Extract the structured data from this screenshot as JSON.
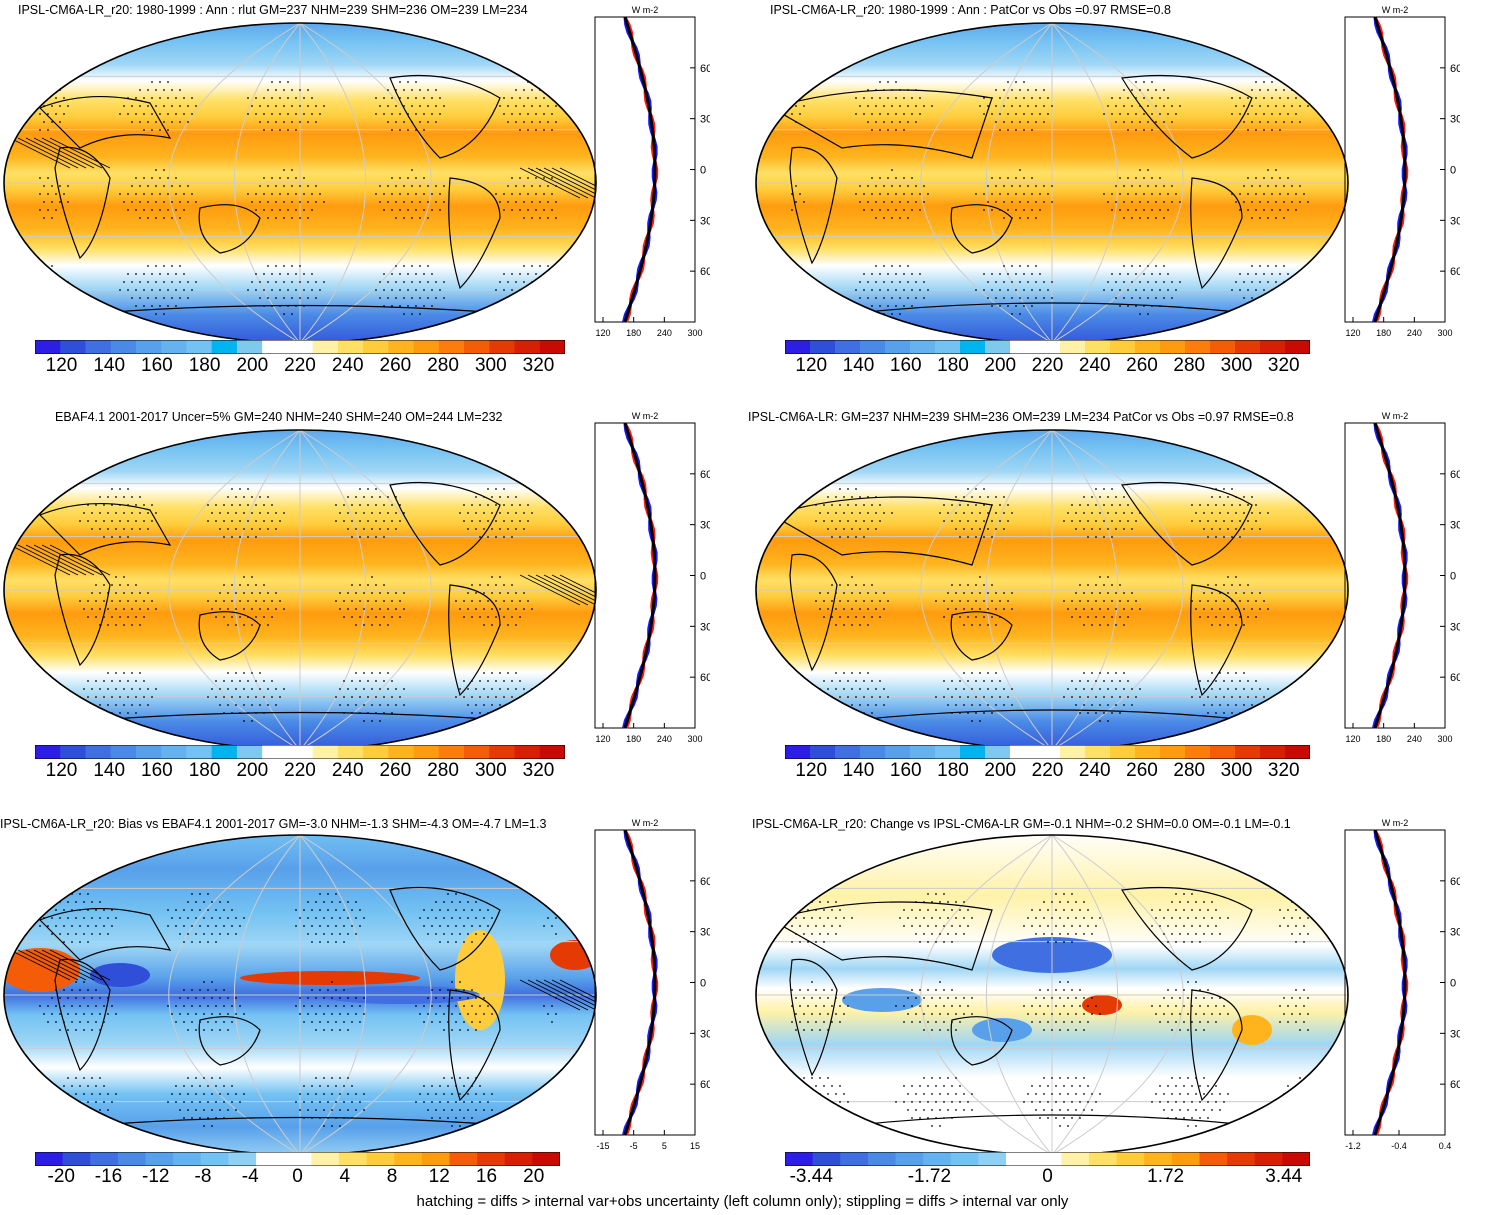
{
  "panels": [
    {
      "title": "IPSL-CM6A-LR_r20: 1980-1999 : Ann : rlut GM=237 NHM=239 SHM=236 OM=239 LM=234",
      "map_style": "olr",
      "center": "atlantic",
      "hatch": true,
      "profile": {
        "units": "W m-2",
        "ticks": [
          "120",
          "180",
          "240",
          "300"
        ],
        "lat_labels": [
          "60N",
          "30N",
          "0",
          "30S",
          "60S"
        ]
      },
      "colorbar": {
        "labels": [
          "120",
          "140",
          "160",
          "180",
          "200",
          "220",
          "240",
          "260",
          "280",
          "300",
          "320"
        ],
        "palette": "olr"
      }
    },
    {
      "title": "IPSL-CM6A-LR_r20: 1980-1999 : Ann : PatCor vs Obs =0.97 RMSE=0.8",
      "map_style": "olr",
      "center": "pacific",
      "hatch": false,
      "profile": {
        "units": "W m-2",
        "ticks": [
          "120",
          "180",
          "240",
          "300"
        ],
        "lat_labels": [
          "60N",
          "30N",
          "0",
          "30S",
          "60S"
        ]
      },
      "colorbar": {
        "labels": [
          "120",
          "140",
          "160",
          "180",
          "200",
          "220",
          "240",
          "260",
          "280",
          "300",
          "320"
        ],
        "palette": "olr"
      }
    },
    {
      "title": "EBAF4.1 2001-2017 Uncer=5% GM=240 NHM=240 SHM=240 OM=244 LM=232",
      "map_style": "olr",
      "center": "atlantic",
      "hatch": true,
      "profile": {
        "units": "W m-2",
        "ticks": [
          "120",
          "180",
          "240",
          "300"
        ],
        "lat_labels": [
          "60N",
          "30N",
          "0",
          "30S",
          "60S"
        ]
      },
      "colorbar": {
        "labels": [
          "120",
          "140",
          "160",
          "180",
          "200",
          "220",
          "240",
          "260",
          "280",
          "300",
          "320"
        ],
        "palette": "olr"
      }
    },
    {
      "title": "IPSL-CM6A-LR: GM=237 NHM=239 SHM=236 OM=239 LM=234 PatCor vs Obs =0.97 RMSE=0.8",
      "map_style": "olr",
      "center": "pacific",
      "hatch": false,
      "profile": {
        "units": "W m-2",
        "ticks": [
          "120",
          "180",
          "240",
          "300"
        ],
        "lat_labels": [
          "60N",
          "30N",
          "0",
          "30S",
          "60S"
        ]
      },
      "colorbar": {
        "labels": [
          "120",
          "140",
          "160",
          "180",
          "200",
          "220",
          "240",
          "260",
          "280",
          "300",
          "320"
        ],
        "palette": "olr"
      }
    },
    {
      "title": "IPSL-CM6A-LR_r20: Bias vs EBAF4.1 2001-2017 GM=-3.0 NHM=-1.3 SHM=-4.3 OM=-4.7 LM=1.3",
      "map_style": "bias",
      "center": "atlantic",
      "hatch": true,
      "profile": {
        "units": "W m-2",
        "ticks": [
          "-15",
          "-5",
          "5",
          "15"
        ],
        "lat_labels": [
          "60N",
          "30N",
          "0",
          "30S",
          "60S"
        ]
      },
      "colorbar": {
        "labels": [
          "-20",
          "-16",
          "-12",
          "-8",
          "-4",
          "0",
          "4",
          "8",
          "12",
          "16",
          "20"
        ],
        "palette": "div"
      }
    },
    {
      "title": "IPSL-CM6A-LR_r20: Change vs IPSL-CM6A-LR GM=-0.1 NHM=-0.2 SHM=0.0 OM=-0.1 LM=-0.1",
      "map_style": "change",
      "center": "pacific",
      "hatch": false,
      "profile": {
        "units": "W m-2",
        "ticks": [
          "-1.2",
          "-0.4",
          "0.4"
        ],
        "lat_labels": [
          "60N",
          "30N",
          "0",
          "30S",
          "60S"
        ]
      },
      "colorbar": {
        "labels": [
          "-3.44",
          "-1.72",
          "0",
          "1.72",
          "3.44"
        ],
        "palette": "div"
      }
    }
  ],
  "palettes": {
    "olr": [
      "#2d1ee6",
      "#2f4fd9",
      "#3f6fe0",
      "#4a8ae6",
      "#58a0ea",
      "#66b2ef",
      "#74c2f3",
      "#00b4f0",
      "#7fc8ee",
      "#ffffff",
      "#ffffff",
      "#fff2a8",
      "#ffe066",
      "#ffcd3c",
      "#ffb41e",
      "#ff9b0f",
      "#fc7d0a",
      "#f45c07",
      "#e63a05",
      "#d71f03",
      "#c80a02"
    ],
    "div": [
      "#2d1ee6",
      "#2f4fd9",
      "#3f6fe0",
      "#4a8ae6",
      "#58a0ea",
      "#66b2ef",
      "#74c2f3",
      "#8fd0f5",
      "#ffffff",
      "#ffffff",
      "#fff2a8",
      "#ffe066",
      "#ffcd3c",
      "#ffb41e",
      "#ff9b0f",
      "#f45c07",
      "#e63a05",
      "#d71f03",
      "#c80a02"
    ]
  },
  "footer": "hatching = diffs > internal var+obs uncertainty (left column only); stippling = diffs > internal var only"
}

--- SHORT EXERCISE ---
Single out each line of the records above with the string "title" in it, and copy it.

--- OUTPUT OF THE EXERCISE ---
      "title": "IPSL-CM6A-LR_r20: 1980-1999 : Ann : rlut GM=237 NHM=239 SHM=236 OM=239 LM=234",
      "title": "IPSL-CM6A-LR_r20: 1980-1999 : Ann : PatCor vs Obs =0.97 RMSE=0.8",
      "title": "EBAF4.1 2001-2017 Uncer=5% GM=240 NHM=240 SHM=240 OM=244 LM=232",
      "title": "IPSL-CM6A-LR: GM=237 NHM=239 SHM=236 OM=239 LM=234 PatCor vs Obs =0.97 RMSE=0.8",
      "title": "IPSL-CM6A-LR_r20: Bias vs EBAF4.1 2001-2017 GM=-3.0 NHM=-1.3 SHM=-4.3 OM=-4.7 LM=1.3",
      "title": "IPSL-CM6A-LR_r20: Change vs IPSL-CM6A-LR GM=-0.1 NHM=-0.2 SHM=0.0 OM=-0.1 LM=-0.1",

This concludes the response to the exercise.